[START OF RECORD EXCERPTS]

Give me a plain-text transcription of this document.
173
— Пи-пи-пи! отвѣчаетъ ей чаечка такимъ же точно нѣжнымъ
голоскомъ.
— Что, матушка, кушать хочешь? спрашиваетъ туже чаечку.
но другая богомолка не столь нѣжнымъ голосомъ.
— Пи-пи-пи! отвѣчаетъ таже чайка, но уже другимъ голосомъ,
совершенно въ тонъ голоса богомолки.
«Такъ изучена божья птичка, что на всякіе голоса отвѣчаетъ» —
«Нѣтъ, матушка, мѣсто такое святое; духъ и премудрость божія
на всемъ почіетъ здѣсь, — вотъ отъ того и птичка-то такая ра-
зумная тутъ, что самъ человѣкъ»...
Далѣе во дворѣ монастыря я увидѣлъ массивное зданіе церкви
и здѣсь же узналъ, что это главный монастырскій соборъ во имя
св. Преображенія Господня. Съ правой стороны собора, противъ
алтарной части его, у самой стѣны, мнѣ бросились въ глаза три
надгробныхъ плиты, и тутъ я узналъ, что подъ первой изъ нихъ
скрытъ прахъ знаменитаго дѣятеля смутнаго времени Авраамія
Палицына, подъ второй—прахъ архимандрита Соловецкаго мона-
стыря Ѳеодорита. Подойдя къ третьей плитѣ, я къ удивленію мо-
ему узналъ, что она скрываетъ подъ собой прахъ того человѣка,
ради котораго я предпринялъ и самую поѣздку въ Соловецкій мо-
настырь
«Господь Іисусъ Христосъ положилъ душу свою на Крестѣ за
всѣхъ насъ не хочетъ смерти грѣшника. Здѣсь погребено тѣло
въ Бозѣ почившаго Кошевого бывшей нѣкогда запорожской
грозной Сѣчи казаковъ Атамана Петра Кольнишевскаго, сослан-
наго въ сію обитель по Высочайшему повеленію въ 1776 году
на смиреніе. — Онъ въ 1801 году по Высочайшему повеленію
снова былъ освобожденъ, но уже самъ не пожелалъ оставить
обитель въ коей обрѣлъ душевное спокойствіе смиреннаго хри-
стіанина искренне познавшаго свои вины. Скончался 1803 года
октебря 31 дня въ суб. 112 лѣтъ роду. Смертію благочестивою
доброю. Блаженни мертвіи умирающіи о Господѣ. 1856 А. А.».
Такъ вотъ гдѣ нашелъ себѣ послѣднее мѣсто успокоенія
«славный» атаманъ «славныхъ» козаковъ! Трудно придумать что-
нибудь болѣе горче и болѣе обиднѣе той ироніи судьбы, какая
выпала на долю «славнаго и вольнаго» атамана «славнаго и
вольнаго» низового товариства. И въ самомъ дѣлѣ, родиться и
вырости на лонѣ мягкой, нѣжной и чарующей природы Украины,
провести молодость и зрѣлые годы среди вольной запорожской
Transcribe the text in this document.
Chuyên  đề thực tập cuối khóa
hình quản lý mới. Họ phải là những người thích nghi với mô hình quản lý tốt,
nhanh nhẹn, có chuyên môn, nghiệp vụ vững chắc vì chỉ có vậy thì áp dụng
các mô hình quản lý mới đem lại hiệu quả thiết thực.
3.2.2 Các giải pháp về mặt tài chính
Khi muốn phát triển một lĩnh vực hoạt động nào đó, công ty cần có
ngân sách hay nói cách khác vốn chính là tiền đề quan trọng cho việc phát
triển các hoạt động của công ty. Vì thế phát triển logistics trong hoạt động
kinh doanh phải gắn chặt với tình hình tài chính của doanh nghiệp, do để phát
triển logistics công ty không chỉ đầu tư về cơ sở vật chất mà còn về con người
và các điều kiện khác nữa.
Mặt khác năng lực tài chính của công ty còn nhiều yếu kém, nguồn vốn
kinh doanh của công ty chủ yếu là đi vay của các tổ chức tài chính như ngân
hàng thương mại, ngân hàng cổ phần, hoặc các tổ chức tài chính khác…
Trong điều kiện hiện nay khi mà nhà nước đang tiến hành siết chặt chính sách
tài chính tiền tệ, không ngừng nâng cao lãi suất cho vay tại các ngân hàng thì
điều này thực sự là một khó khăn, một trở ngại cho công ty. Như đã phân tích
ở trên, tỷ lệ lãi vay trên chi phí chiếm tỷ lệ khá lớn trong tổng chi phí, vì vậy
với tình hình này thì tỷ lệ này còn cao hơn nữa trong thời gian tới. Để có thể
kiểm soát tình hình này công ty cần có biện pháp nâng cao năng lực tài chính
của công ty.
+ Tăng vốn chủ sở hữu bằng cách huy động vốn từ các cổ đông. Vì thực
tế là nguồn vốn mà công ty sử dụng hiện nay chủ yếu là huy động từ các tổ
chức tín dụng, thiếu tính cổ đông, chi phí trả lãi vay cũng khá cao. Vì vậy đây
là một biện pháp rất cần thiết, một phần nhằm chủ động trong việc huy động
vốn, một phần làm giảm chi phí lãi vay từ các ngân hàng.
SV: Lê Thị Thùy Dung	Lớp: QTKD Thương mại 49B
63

[END OF RECORD EXCERPTS]

> [PROBLEM DETAILS] Give the count of lines in the data above that hold the string "chính", with no additional words.

> [SOLUTION TO THIS TASK] 9